For each line of the data below that holds "Trump", copy the line.

# start of RECORDS FOR THIS TASK

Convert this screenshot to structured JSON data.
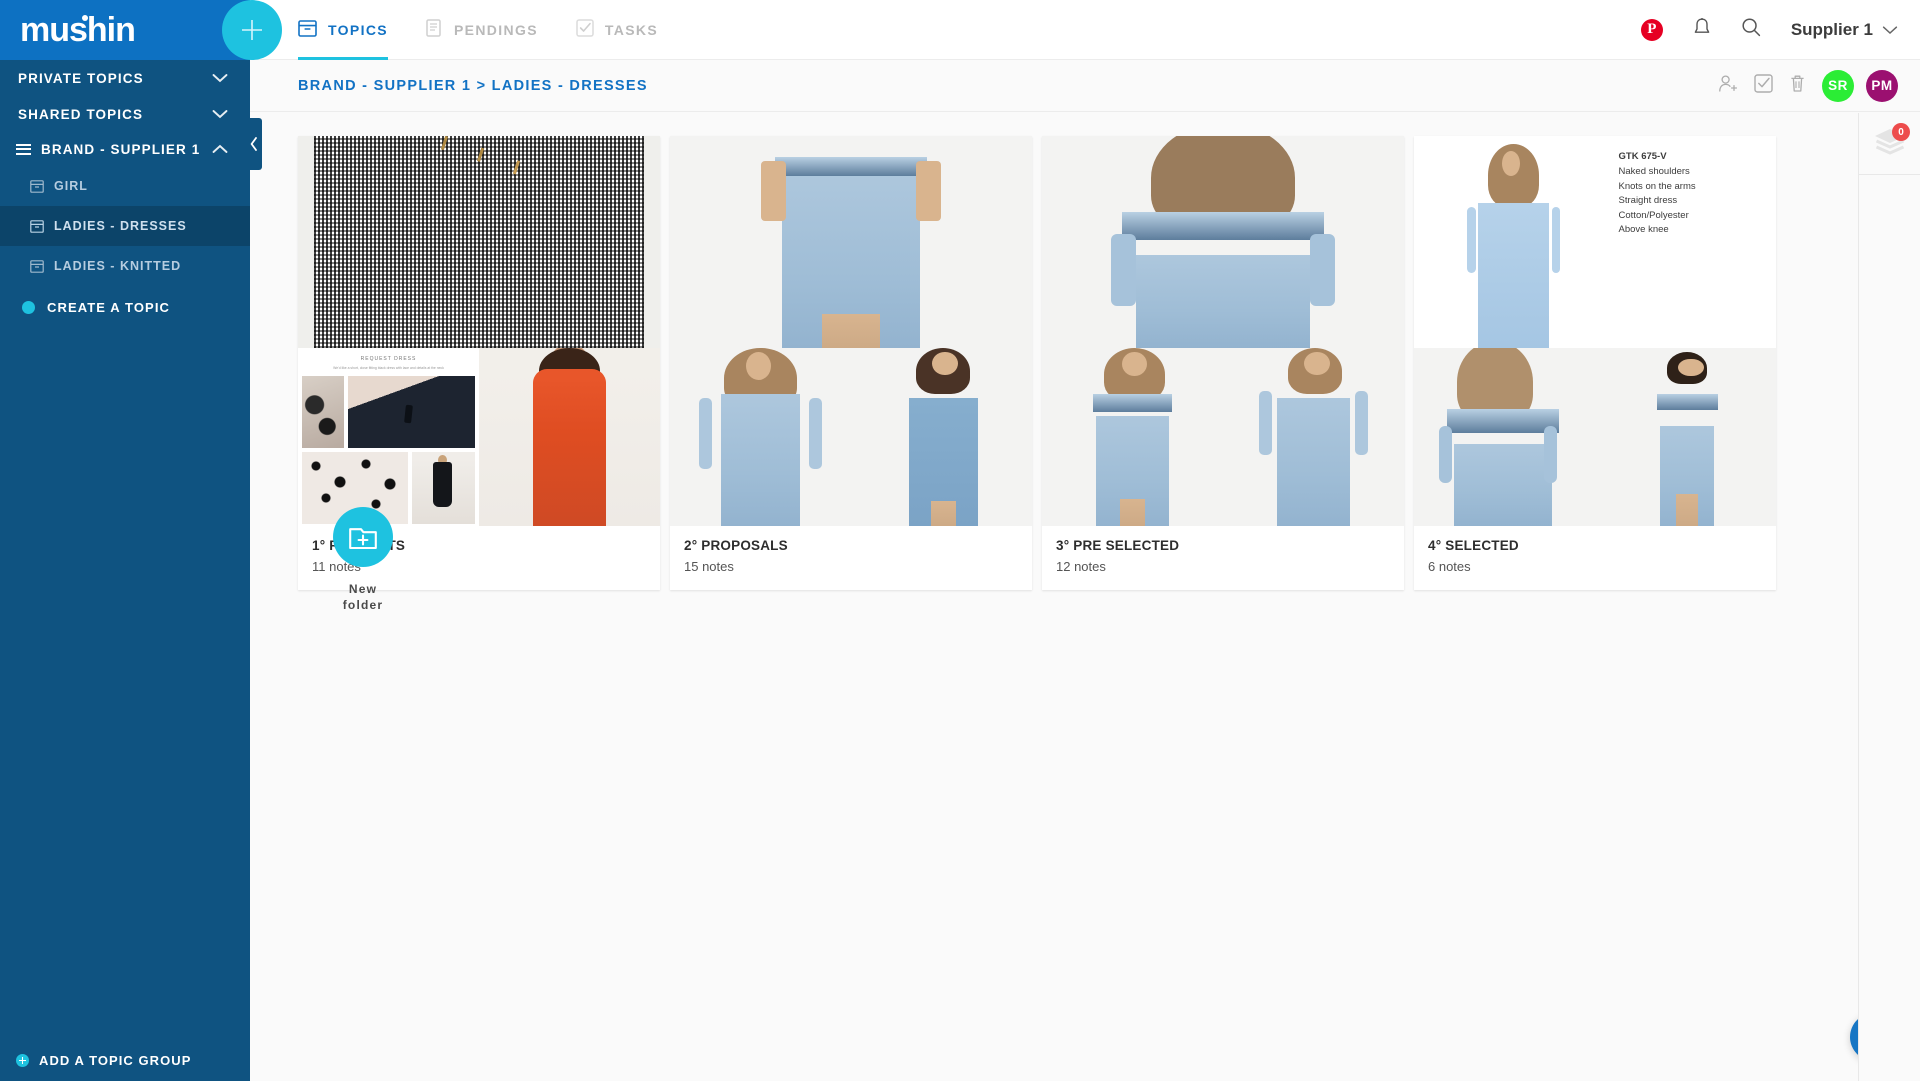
{
  "brand": {
    "name": "mushin",
    "add_button": "+"
  },
  "topnav": {
    "tabs": [
      {
        "label": "TOPICS",
        "icon": "archive-box-icon",
        "active": true
      },
      {
        "label": "PENDINGS",
        "icon": "list-icon",
        "active": false
      },
      {
        "label": "TASKS",
        "icon": "checkbox-icon",
        "active": false
      }
    ],
    "pinterest_icon": "pinterest-icon",
    "notifications_icon": "bell-icon",
    "search_icon": "search-icon",
    "user": "Supplier 1",
    "user_chevron": "chevron-down-icon"
  },
  "sidebar": {
    "sections": [
      {
        "label": "PRIVATE TOPICS",
        "icon": "chevron-down-icon",
        "expanded": false
      },
      {
        "label": "SHARED TOPICS",
        "icon": "chevron-down-icon",
        "expanded": false
      }
    ],
    "group": {
      "label": "BRAND - SUPPLIER 1",
      "drag_icon": "hamburger-icon",
      "chevron": "chevron-up-icon",
      "items": [
        {
          "label": "GIRL",
          "icon": "archive-box-icon",
          "active": false
        },
        {
          "label": "LADIES - DRESSES",
          "icon": "archive-box-icon",
          "active": true
        },
        {
          "label": "LADIES - KNITTED",
          "icon": "archive-box-icon",
          "active": false
        }
      ],
      "create": {
        "label": "CREATE A TOPIC",
        "icon": "teal-dot-icon"
      }
    },
    "footer": {
      "label": "ADD A TOPIC GROUP",
      "icon": "plus-circle-icon"
    },
    "collapse_icon": "chevron-left-icon"
  },
  "breadcrumb": {
    "text": "BRAND - SUPPLIER 1 > LADIES - DRESSES",
    "actions": [
      {
        "name": "add-member-icon",
        "label": "add-member"
      },
      {
        "name": "select-all-icon",
        "label": "select"
      },
      {
        "name": "trash-icon",
        "label": "delete"
      }
    ],
    "avatars": [
      {
        "initials": "SR",
        "color": "#2bed35"
      },
      {
        "initials": "PM",
        "color": "#9b1070"
      }
    ]
  },
  "folders": [
    {
      "title": "1° REQUESTS",
      "notes": "11 notes"
    },
    {
      "title": "2° PROPOSALS",
      "notes": "15 notes"
    },
    {
      "title": "3° PRE SELECTED",
      "notes": "12 notes"
    },
    {
      "title": "4° SELECTED",
      "notes": "6 notes"
    }
  ],
  "moodboard": {
    "title": "REQUEST DRESS",
    "subtitle": "We'd like a short, close fitting black dress with lace and details at the neck"
  },
  "spec_sheet": {
    "code": "GTK 675-V",
    "lines": [
      "Naked shoulders",
      "Knots on the arms",
      "Straight dress",
      "Cotton/Polyester",
      "Above knee"
    ]
  },
  "new_folder": {
    "line1": "New",
    "line2": "folder",
    "icon": "folder-plus-icon"
  },
  "right_rail": {
    "layers": {
      "icon": "layers-icon",
      "badge": "0"
    }
  },
  "intercom": {
    "icon": "chat-bubble-icon"
  },
  "colors": {
    "brand_blue": "#0d71c2",
    "sidebar_blue": "#0f5381",
    "accent_cyan": "#1ec2e0",
    "link_blue": "#1272c4",
    "badge_red": "#ed4c4c",
    "pinterest_red": "#e60023"
  }
}
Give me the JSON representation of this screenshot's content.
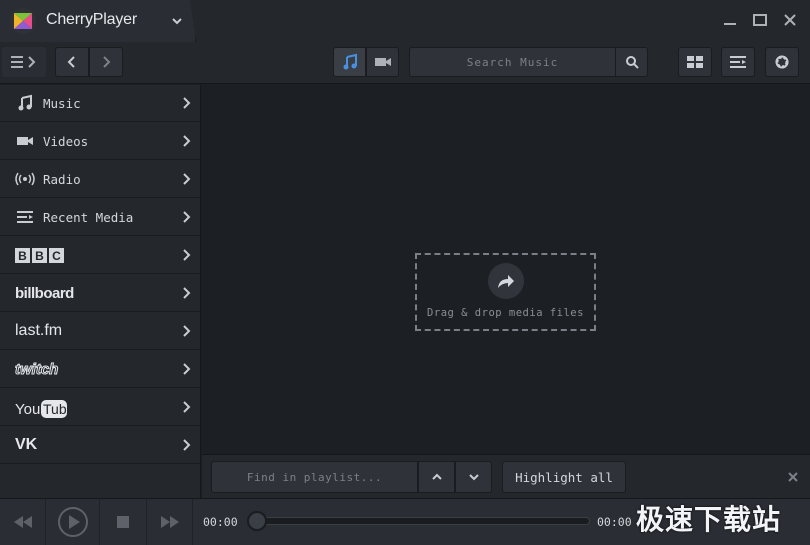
{
  "app": {
    "title": "CherryPlayer"
  },
  "toolbar": {
    "search_placeholder": "Search Music"
  },
  "sidebar": {
    "items": [
      {
        "label": "Music",
        "icon": "music-note-icon"
      },
      {
        "label": "Videos",
        "icon": "video-camera-icon"
      },
      {
        "label": "Radio",
        "icon": "radio-icon"
      },
      {
        "label": "Recent Media",
        "icon": "recent-media-icon"
      },
      {
        "label": "BBC",
        "icon": "bbc-logo"
      },
      {
        "label": "billboard",
        "icon": "billboard-logo"
      },
      {
        "label": "last.fm",
        "icon": "lastfm-logo"
      },
      {
        "label": "twitch",
        "icon": "twitch-logo"
      },
      {
        "label": "YouTube",
        "icon": "youtube-logo"
      },
      {
        "label": "VK",
        "icon": "vk-logo"
      }
    ]
  },
  "main": {
    "drop_text": "Drag & drop media files"
  },
  "findbar": {
    "placeholder": "Find in playlist...",
    "highlight_label": "Highlight all"
  },
  "player": {
    "time_elapsed": "00:00",
    "time_total": "00:00",
    "progress": 0
  },
  "watermark": "极速下载站",
  "colors": {
    "accent": "#4a90e2",
    "background": "#1c1f24",
    "panel": "#24272c"
  }
}
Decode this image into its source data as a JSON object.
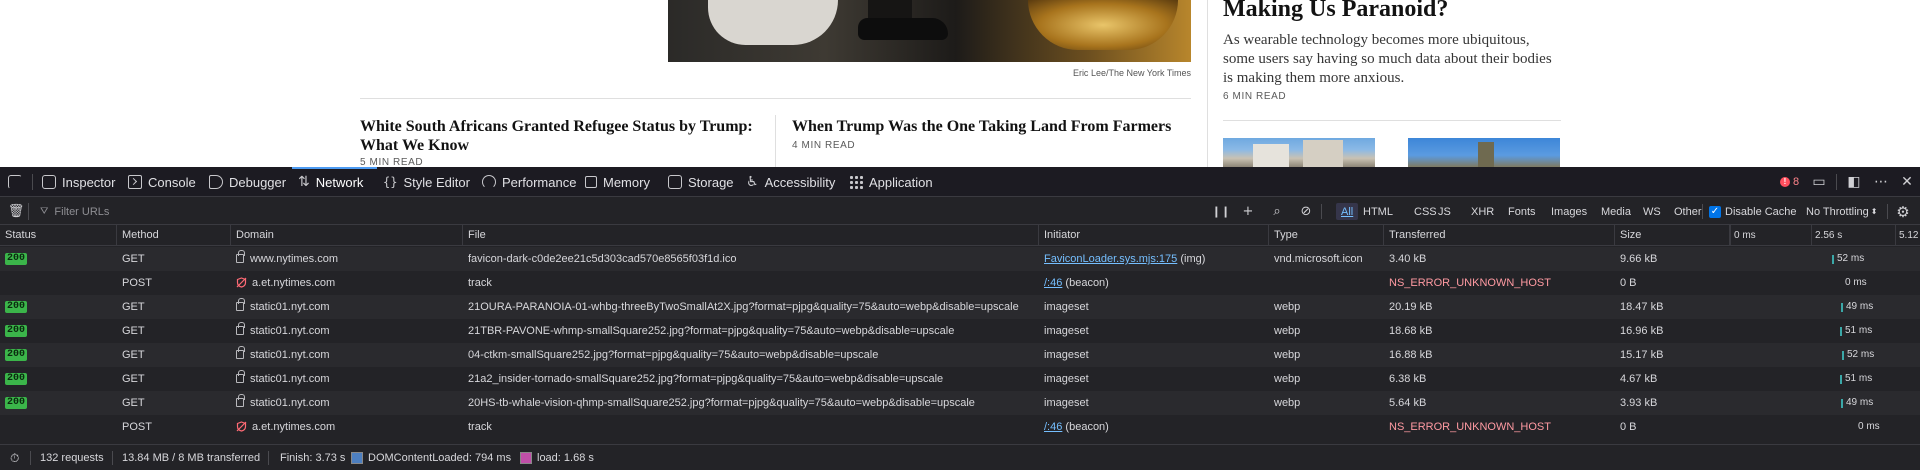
{
  "webpage": {
    "hero_caption": "Eric Lee/The New York Times",
    "story_left_title": "White South Africans Granted Refugee Status by Trump: What We Know",
    "story_left_readtime": "5 MIN READ",
    "story_right_title": "When Trump Was the One Taking Land From Farmers",
    "story_right_readtime": "4 MIN READ",
    "side_title": "Making Us Paranoid?",
    "side_summary": "As wearable technology becomes more ubiquitous, some users say having so much data about their bodies is making them more anxious.",
    "side_readtime": "6 MIN READ"
  },
  "devtools": {
    "tabs": [
      {
        "label": "Inspector",
        "icon": "inspector-icon"
      },
      {
        "label": "Console",
        "icon": "console-icon"
      },
      {
        "label": "Debugger",
        "icon": "debugger-icon"
      },
      {
        "label": "Network",
        "icon": "network-icon"
      },
      {
        "label": "Style Editor",
        "icon": "style-editor-icon"
      },
      {
        "label": "Performance",
        "icon": "performance-icon"
      },
      {
        "label": "Memory",
        "icon": "memory-icon"
      },
      {
        "label": "Storage",
        "icon": "storage-icon"
      },
      {
        "label": "Accessibility",
        "icon": "accessibility-icon"
      },
      {
        "label": "Application",
        "icon": "application-icon"
      }
    ],
    "active_tab": "Network",
    "error_count": "8",
    "filter_placeholder": "Filter URLs",
    "type_filters": [
      "All",
      "HTML",
      "CSS",
      "JS",
      "XHR",
      "Fonts",
      "Images",
      "Media",
      "WS",
      "Other"
    ],
    "active_filter": "All",
    "disable_cache_label": "Disable Cache",
    "disable_cache_checked": true,
    "throttling": "No Throttling",
    "columns": [
      "Status",
      "Method",
      "Domain",
      "File",
      "Initiator",
      "Type",
      "Transferred",
      "Size"
    ],
    "waterfall_ticks": [
      "0 ms",
      "2.56 s",
      "5.12"
    ],
    "rows": [
      {
        "status": "200",
        "method": "GET",
        "domain": "www.nytimes.com",
        "secure": true,
        "file": "favicon-dark-c0de2ee21c5d303cad570e8565f03f1d.ico",
        "initiator_link": "FaviconLoader.sys.mjs:175",
        "initiator_suffix": "(img)",
        "type": "vnd.microsoft.icon",
        "transferred": "3.40 kB",
        "size": "9.66 kB",
        "duration": "52 ms",
        "error": false
      },
      {
        "status": "",
        "method": "POST",
        "domain": "a.et.nytimes.com",
        "secure": false,
        "file": "track",
        "initiator_link": "/:46",
        "initiator_suffix": "(beacon)",
        "type": "",
        "transferred": "NS_ERROR_UNKNOWN_HOST",
        "size": "0 B",
        "duration": "0 ms",
        "error": true
      },
      {
        "status": "200",
        "method": "GET",
        "domain": "static01.nyt.com",
        "secure": true,
        "file": "21OURA-PARANOIA-01-whbg-threeByTwoSmallAt2X.jpg?format=pjpg&quality=75&auto=webp&disable=upscale",
        "initiator_link": "",
        "initiator_suffix": "imageset",
        "type": "webp",
        "transferred": "20.19 kB",
        "size": "18.47 kB",
        "duration": "49 ms",
        "error": false
      },
      {
        "status": "200",
        "method": "GET",
        "domain": "static01.nyt.com",
        "secure": true,
        "file": "21TBR-PAVONE-whmp-smallSquare252.jpg?format=pjpg&quality=75&auto=webp&disable=upscale",
        "initiator_link": "",
        "initiator_suffix": "imageset",
        "type": "webp",
        "transferred": "18.68 kB",
        "size": "16.96 kB",
        "duration": "51 ms",
        "error": false
      },
      {
        "status": "200",
        "method": "GET",
        "domain": "static01.nyt.com",
        "secure": true,
        "file": "04-ctkm-smallSquare252.jpg?format=pjpg&quality=75&auto=webp&disable=upscale",
        "initiator_link": "",
        "initiator_suffix": "imageset",
        "type": "webp",
        "transferred": "16.88 kB",
        "size": "15.17 kB",
        "duration": "52 ms",
        "error": false
      },
      {
        "status": "200",
        "method": "GET",
        "domain": "static01.nyt.com",
        "secure": true,
        "file": "21a2_insider-tornado-smallSquare252.jpg?format=pjpg&quality=75&auto=webp&disable=upscale",
        "initiator_link": "",
        "initiator_suffix": "imageset",
        "type": "webp",
        "transferred": "6.38 kB",
        "size": "4.67 kB",
        "duration": "51 ms",
        "error": false
      },
      {
        "status": "200",
        "method": "GET",
        "domain": "static01.nyt.com",
        "secure": true,
        "file": "20HS-tb-whale-vision-qhmp-smallSquare252.jpg?format=pjpg&quality=75&auto=webp&disable=upscale",
        "initiator_link": "",
        "initiator_suffix": "imageset",
        "type": "webp",
        "transferred": "5.64 kB",
        "size": "3.93 kB",
        "duration": "49 ms",
        "error": false
      },
      {
        "status": "",
        "method": "POST",
        "domain": "a.et.nytimes.com",
        "secure": false,
        "file": "track",
        "initiator_link": "/:46",
        "initiator_suffix": "(beacon)",
        "type": "",
        "transferred": "NS_ERROR_UNKNOWN_HOST",
        "size": "0 B",
        "duration": "0 ms",
        "error": true
      }
    ],
    "statusbar": {
      "requests": "132 requests",
      "transferred": "13.84 MB / 8 MB transferred",
      "finish": "Finish: 3.73 s",
      "dom_content_loaded": "DOMContentLoaded: 794 ms",
      "load": "load: 1.68 s"
    },
    "colors": {
      "dom_content_loaded": "#4d7fc0",
      "load": "#c04fa8",
      "status_ok": "#3bb54a",
      "link": "#75bfff",
      "error": "#ff9aa2",
      "active_tab_underline": "#4d9bf2"
    }
  }
}
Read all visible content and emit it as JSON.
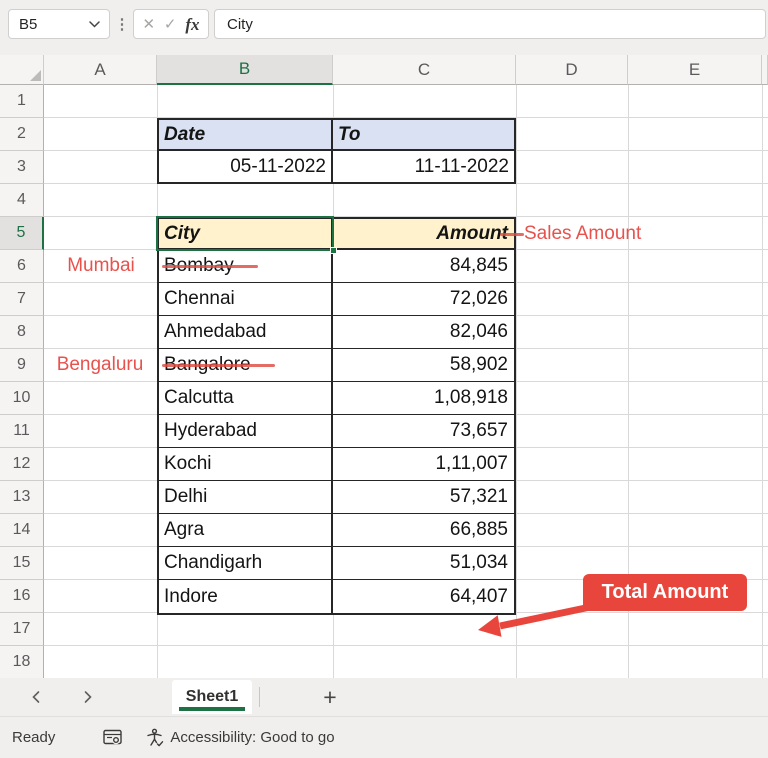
{
  "formula_bar": {
    "name_box": "B5",
    "cancel_glyph": "✕",
    "enter_glyph": "✓",
    "fx_glyph": "fx",
    "dots_glyph": "⋮",
    "formula_value": "City"
  },
  "grid": {
    "columns": [
      "A",
      "B",
      "C",
      "D",
      "E"
    ],
    "rows": [
      "1",
      "2",
      "3",
      "4",
      "5",
      "6",
      "7",
      "8",
      "9",
      "10",
      "11",
      "12",
      "13",
      "14",
      "15",
      "16",
      "17",
      "18"
    ],
    "selected_column": "B",
    "selected_row": "5",
    "selected_cell": "B5"
  },
  "date_table": {
    "headers": [
      "Date",
      "To"
    ],
    "values": [
      "05-11-2022",
      "11-11-2022"
    ]
  },
  "sales_table": {
    "headers": [
      "City",
      "Amount"
    ],
    "rows": [
      {
        "city": "Bombay",
        "amount": "84,845",
        "struck": true
      },
      {
        "city": "Chennai",
        "amount": "72,026",
        "struck": false
      },
      {
        "city": "Ahmedabad",
        "amount": "82,046",
        "struck": false
      },
      {
        "city": "Bangalore",
        "amount": "58,902",
        "struck": true
      },
      {
        "city": "Calcutta",
        "amount": "1,08,918",
        "struck": false
      },
      {
        "city": "Hyderabad",
        "amount": "73,657",
        "struck": false
      },
      {
        "city": "Kochi",
        "amount": "1,11,007",
        "struck": false
      },
      {
        "city": "Delhi",
        "amount": "57,321",
        "struck": false
      },
      {
        "city": "Agra",
        "amount": "66,885",
        "struck": false
      },
      {
        "city": "Chandigarh",
        "amount": "51,034",
        "struck": false
      },
      {
        "city": "Indore",
        "amount": "64,407",
        "struck": false
      }
    ]
  },
  "annotations": {
    "mumbai": "Mumbai",
    "bengaluru": "Bengaluru",
    "sales_amount": "Sales Amount",
    "total_amount": "Total Amount"
  },
  "tabs": {
    "sheet_name": "Sheet1",
    "add_label": "+"
  },
  "status_bar": {
    "ready": "Ready",
    "accessibility": "Accessibility: Good to go"
  },
  "colors": {
    "excel_green": "#1e7145",
    "selection_green": "#1a7340",
    "annotation_red": "#e8514c",
    "callout_red": "#e8463c",
    "date_header_fill": "#d9e1f2",
    "sales_header_fill": "#fff2cc"
  }
}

# end of RECORDS FOR THIS TASK

▶ **RESPONSE TO THE TASK**:
    "story_left_title": "White South Africans Granted Refugee Status by Trump: What We Know",
    "story_right_title": "When Trump Was the One Taking Land From Farmers",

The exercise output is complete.